I tried to implement this myself, but:
1. I'm wondering why type test on type parameters doesn't work in
test1 and test2.
2. Is it possible to define a ImpDTCollection[TYPE LIST] class instead
of a set of ImpDTCollectionX?

With thanks
Jiansen

test1:

class ImpDTCollection2[A,B]{
  var collectionA : List[A] = Nil
  var collectionB : List[B] = Nil

  def append(elem:Any) = elem match {
    case elem:A =>
     println("addA "+elem)
     collectionA = elem :: collectionA
    case elem:B =>
     println("addB "+elem)
     collectionB = elem :: collectionB
    case _ =>
      println("Not valid element")
      Unit
  }
}

object DTTest extends Application{
  val c = new ImpDTCollection2[String, Float]
  c.append(1)
  c.append("HI")
  println("hi")
}

output:
addA 1    //How?

• Data section:

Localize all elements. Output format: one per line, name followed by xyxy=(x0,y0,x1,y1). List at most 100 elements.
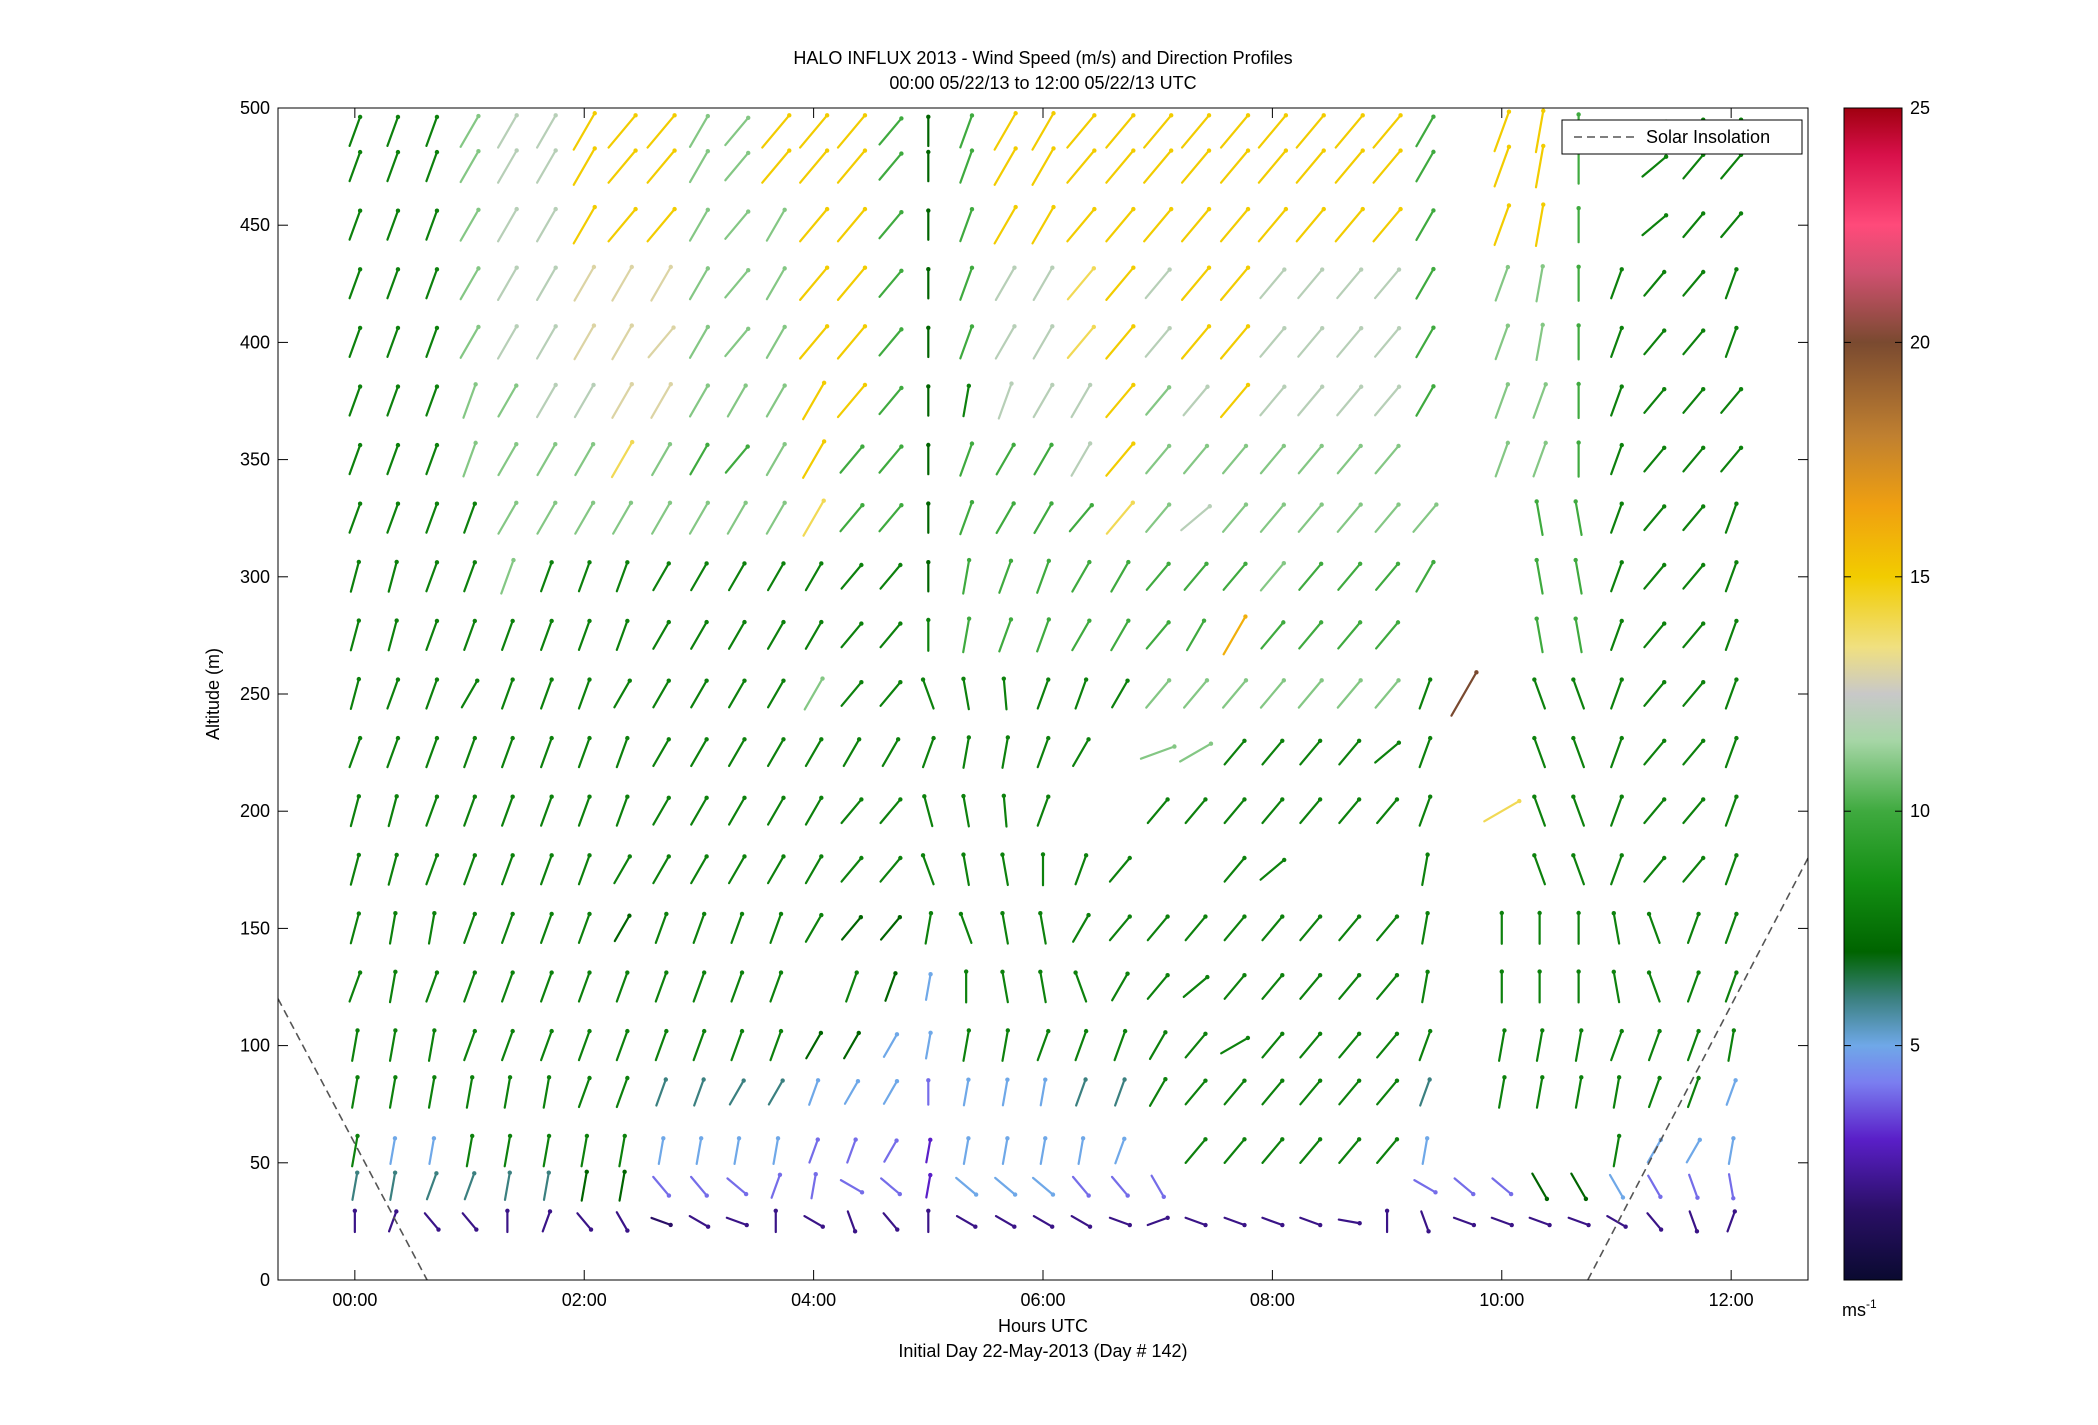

• Actions to take:
1/ Quote the part of the Scala post that opens with the words containing "I tried to implement" and closes with "set of ImpDTCollectionX?".
2/ Decide whether each statement agrees with the Scala post, and support each yes or no with the deciding words quoted from it. (a) DTTest builds an ImpDTCollection2 with String and Float as its type parameters. (b) The output shown is "addB 1". (c) The append method accepts a parameter of type Any.

• Results of the tasks:
1/
I tried to implement this myself, but:
1. I'm wondering why type test on type parameters doesn't work in
test1 and test2.
2. Is it possible to define a ImpDTCollection[TYPE LIST] class instead
of a set of ImpDTCollectionX?

2/
(a) Yes: "val c = new ImpDTCollection2[String, Float]"
(b) No: "addA 1"
(c) Yes: "def append(elem:Any)"